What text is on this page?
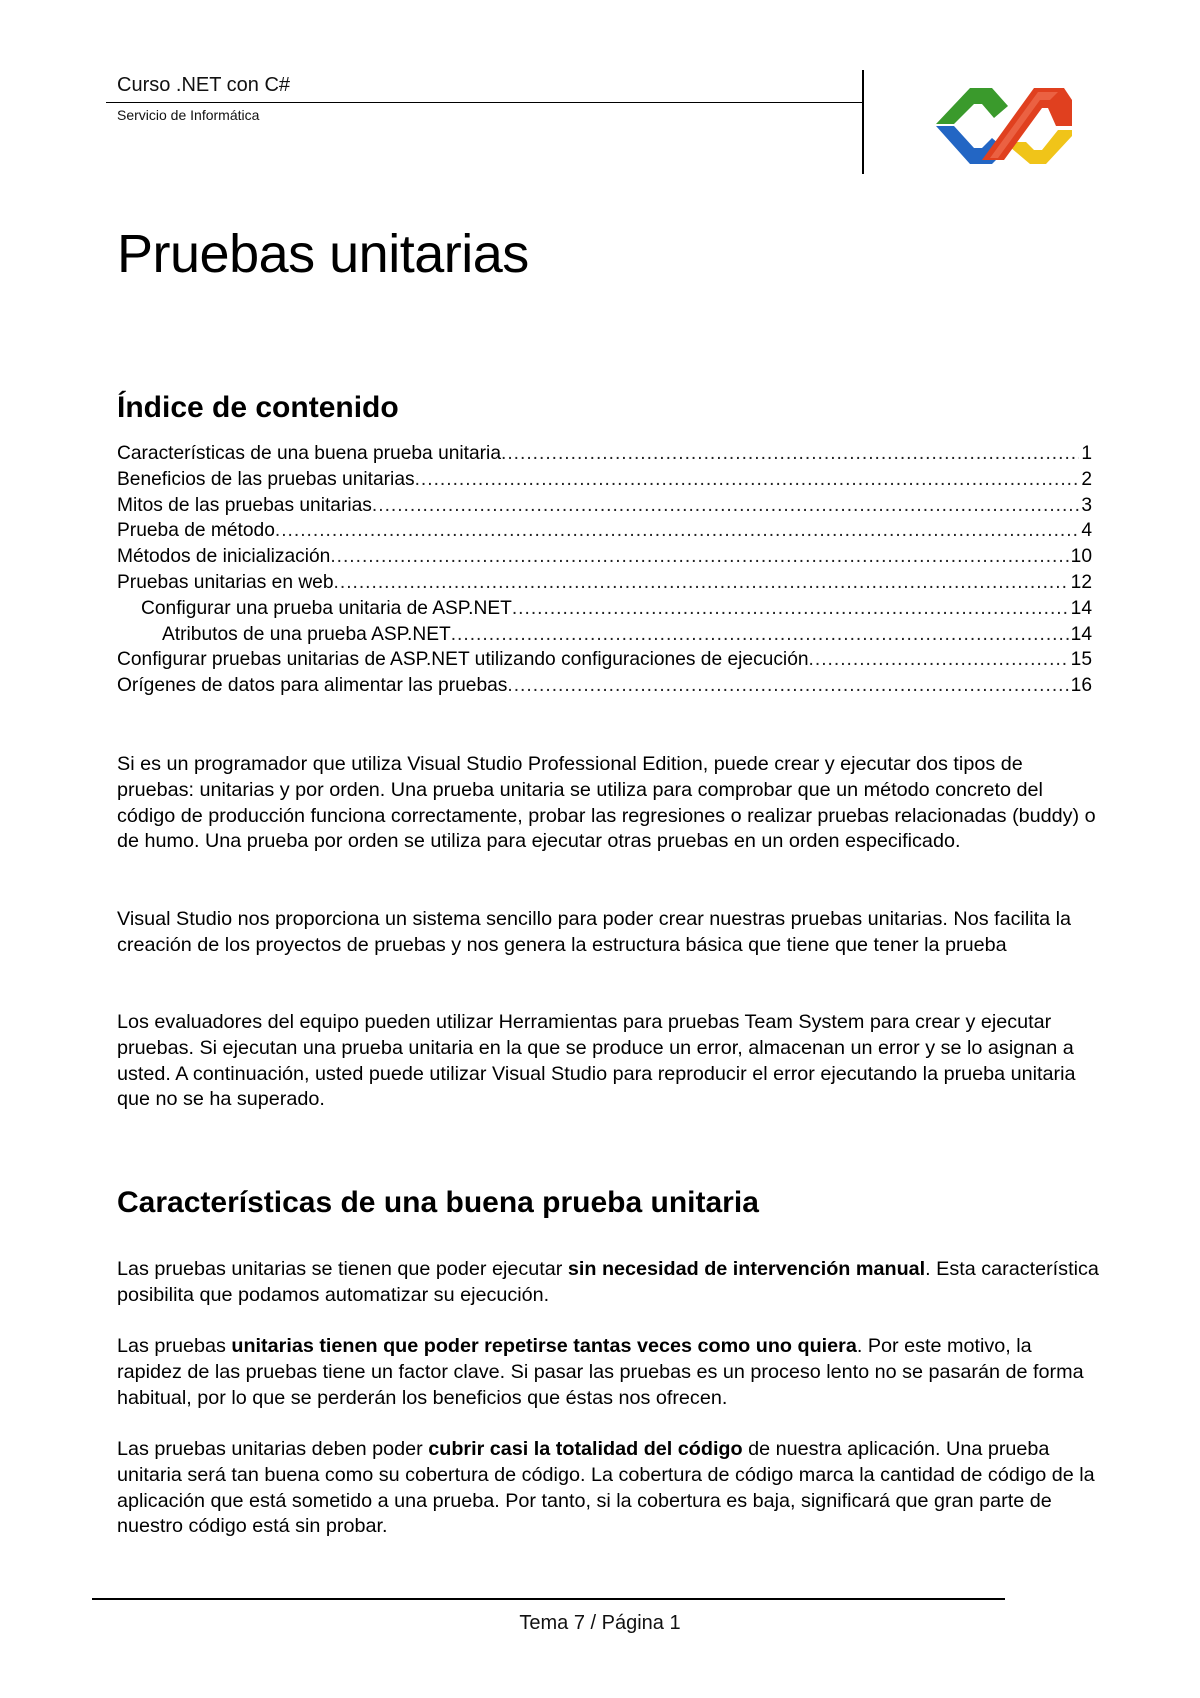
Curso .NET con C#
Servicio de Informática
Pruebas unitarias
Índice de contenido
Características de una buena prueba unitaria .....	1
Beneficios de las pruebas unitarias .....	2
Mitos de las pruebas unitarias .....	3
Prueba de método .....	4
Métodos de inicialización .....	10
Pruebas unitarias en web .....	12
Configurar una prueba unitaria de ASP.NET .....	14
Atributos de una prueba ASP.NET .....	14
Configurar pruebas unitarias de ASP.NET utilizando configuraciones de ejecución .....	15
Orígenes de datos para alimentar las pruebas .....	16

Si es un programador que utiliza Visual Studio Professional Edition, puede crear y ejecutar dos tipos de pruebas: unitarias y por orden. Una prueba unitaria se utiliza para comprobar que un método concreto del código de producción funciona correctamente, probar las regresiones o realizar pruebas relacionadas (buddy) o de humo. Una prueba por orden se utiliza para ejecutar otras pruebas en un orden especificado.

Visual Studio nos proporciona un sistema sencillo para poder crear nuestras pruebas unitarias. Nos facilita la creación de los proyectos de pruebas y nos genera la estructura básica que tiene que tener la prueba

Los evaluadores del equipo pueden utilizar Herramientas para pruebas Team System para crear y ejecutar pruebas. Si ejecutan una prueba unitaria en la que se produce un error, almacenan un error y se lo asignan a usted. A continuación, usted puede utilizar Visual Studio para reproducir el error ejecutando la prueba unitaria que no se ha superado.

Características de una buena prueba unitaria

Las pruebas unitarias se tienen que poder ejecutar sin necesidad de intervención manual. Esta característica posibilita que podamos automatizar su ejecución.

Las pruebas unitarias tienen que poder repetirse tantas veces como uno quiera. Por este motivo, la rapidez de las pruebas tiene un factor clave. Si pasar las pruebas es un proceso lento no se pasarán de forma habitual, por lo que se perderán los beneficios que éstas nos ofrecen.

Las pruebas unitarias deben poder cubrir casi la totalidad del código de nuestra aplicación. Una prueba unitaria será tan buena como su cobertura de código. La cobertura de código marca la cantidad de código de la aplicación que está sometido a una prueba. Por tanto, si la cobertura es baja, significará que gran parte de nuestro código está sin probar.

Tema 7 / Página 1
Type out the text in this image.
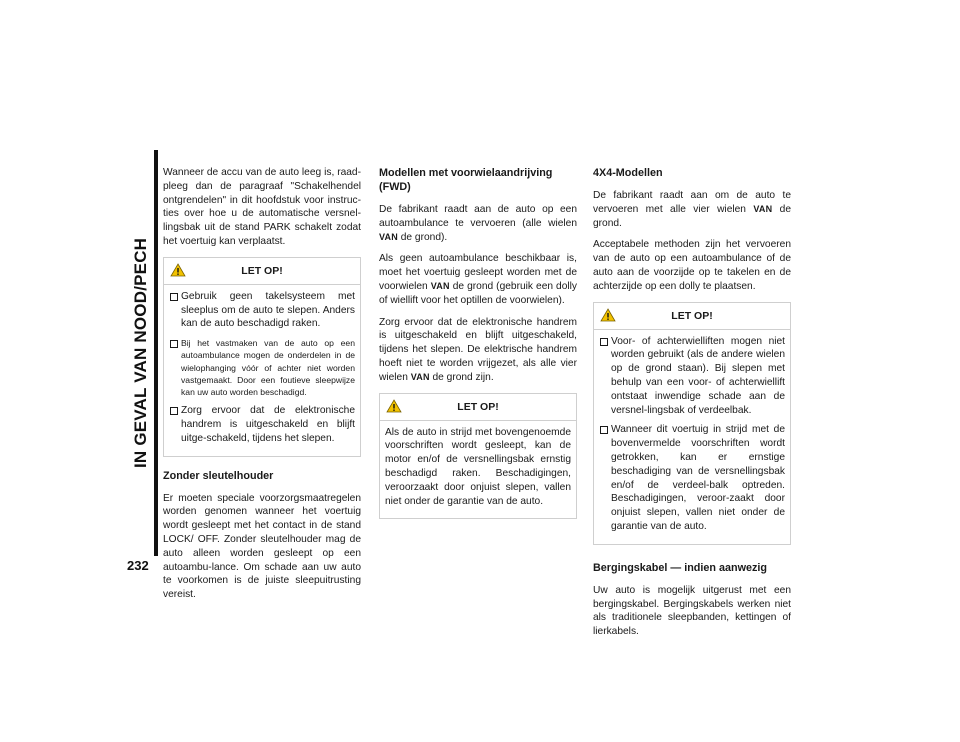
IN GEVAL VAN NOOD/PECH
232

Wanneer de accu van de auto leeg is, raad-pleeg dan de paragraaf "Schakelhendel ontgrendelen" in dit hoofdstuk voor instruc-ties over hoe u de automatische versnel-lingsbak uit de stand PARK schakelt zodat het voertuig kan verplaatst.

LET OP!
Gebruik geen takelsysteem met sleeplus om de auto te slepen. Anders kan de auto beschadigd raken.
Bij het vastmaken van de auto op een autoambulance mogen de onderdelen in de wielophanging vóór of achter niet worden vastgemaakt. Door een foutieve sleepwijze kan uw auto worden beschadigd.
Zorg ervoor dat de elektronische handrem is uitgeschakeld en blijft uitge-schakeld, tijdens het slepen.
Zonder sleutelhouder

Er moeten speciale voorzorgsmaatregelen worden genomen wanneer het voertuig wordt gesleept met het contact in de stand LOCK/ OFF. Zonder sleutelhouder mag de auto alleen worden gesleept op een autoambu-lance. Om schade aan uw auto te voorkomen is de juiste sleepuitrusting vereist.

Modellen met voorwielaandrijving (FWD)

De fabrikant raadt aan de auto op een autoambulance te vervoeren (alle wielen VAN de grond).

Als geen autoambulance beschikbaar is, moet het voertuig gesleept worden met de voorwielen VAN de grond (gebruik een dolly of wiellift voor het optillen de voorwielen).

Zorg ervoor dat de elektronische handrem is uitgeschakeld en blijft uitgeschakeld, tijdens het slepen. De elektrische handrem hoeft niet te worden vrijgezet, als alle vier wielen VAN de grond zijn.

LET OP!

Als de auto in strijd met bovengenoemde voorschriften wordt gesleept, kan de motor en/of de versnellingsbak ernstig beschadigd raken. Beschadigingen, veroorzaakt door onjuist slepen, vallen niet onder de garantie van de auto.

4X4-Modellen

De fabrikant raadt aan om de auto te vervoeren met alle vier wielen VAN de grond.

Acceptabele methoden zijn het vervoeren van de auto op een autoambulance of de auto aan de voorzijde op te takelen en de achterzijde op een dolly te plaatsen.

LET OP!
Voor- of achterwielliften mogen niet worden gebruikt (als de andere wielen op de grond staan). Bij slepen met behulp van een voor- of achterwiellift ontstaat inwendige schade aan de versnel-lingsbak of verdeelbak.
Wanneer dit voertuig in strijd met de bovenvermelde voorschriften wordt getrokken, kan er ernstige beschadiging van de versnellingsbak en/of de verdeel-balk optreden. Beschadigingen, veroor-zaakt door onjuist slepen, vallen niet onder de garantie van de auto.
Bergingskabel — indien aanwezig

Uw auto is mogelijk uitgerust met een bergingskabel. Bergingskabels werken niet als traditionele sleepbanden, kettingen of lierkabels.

■ ■ ■

= Problem details =
Print the data word for word and omit the pictures.

= Result below =
What text is on this page?
Curso .NET con C#
Servicio de Informática
Pruebas unitarias
Índice de contenido
Características de una buena prueba unitaria .....	1
Beneficios de las pruebas unitarias .....	2
Mitos de las pruebas unitarias .....	3
Prueba de método .....	4
Métodos de inicialización .....	10
Pruebas unitarias en web .....	12
Configurar una prueba unitaria de ASP.NET .....	14
Atributos de una prueba ASP.NET .....	14
Configurar pruebas unitarias de ASP.NET utilizando configuraciones de ejecución .....	15
Orígenes de datos para alimentar las pruebas .....	16

Si es un programador que utiliza Visual Studio Professional Edition, puede crear y ejecutar dos tipos de pruebas: unitarias y por orden. Una prueba unitaria se utiliza para comprobar que un método concreto del código de producción funciona correctamente, probar las regresiones o realizar pruebas relacionadas (buddy) o de humo. Una prueba por orden se utiliza para ejecutar otras pruebas en un orden especificado.

Visual Studio nos proporciona un sistema sencillo para poder crear nuestras pruebas unitarias. Nos facilita la creación de los proyectos de pruebas y nos genera la estructura básica que tiene que tener la prueba

Los evaluadores del equipo pueden utilizar Herramientas para pruebas Team System para crear y ejecutar pruebas. Si ejecutan una prueba unitaria en la que se produce un error, almacenan un error y se lo asignan a usted. A continuación, usted puede utilizar Visual Studio para reproducir el error ejecutando la prueba unitaria que no se ha superado.

Características de una buena prueba unitaria

Las pruebas unitarias se tienen que poder ejecutar sin necesidad de intervención manual. Esta característica posibilita que podamos automatizar su ejecución.

Las pruebas unitarias tienen que poder repetirse tantas veces como uno quiera. Por este motivo, la rapidez de las pruebas tiene un factor clave. Si pasar las pruebas es un proceso lento no se pasarán de forma habitual, por lo que se perderán los beneficios que éstas nos ofrecen.

Las pruebas unitarias deben poder cubrir casi la totalidad del código de nuestra aplicación. Una prueba unitaria será tan buena como su cobertura de código. La cobertura de código marca la cantidad de código de la aplicación que está sometido a una prueba. Por tanto, si la cobertura es baja, significará que gran parte de nuestro código está sin probar.

Tema 7 / Página 1
Type out the text in this image.
IN GEVAL VAN NOOD/PECH
232

Wanneer de accu van de auto leeg is, raad-pleeg dan de paragraaf "Schakelhendel ontgrendelen" in dit hoofdstuk voor instruc-ties over hoe u de automatische versnel-lingsbak uit de stand PARK schakelt zodat het voertuig kan verplaatst.

LET OP!
Gebruik geen takelsysteem met sleeplus om de auto te slepen. Anders kan de auto beschadigd raken.
Bij het vastmaken van de auto op een autoambulance mogen de onderdelen in de wielophanging vóór of achter niet worden vastgemaakt. Door een foutieve sleepwijze kan uw auto worden beschadigd.
Zorg ervoor dat de elektronische handrem is uitgeschakeld en blijft uitge-schakeld, tijdens het slepen.
Zonder sleutelhouder

Er moeten speciale voorzorgsmaatregelen worden genomen wanneer het voertuig wordt gesleept met het contact in de stand LOCK/ OFF. Zonder sleutelhouder mag de auto alleen worden gesleept op een autoambu-lance. Om schade aan uw auto te voorkomen is de juiste sleepuitrusting vereist.

Modellen met voorwielaandrijving (FWD)

De fabrikant raadt aan de auto op een autoambulance te vervoeren (alle wielen VAN de grond).

Als geen autoambulance beschikbaar is, moet het voertuig gesleept worden met de voorwielen VAN de grond (gebruik een dolly of wiellift voor het optillen de voorwielen).

Zorg ervoor dat de elektronische handrem is uitgeschakeld en blijft uitgeschakeld, tijdens het slepen. De elektrische handrem hoeft niet te worden vrijgezet, als alle vier wielen VAN de grond zijn.

LET OP!

Als de auto in strijd met bovengenoemde voorschriften wordt gesleept, kan de motor en/of de versnellingsbak ernstig beschadigd raken. Beschadigingen, veroorzaakt door onjuist slepen, vallen niet onder de garantie van de auto.

4X4-Modellen

De fabrikant raadt aan om de auto te vervoeren met alle vier wielen VAN de grond.

Acceptabele methoden zijn het vervoeren van de auto op een autoambulance of de auto aan de voorzijde op te takelen en de achterzijde op een dolly te plaatsen.

LET OP!
Voor- of achterwielliften mogen niet worden gebruikt (als de andere wielen op de grond staan). Bij slepen met behulp van een voor- of achterwiellift ontstaat inwendige schade aan de versnel-lingsbak of verdeelbak.
Wanneer dit voertuig in strijd met de bovenvermelde voorschriften wordt getrokken, kan er ernstige beschadiging van de versnellingsbak en/of de verdeel-balk optreden. Beschadigingen, veroor-zaakt door onjuist slepen, vallen niet onder de garantie van de auto.
Bergingskabel — indien aanwezig

Uw auto is mogelijk uitgerust met een bergingskabel. Bergingskabels werken niet als traditionele sleepbanden, kettingen of lierkabels.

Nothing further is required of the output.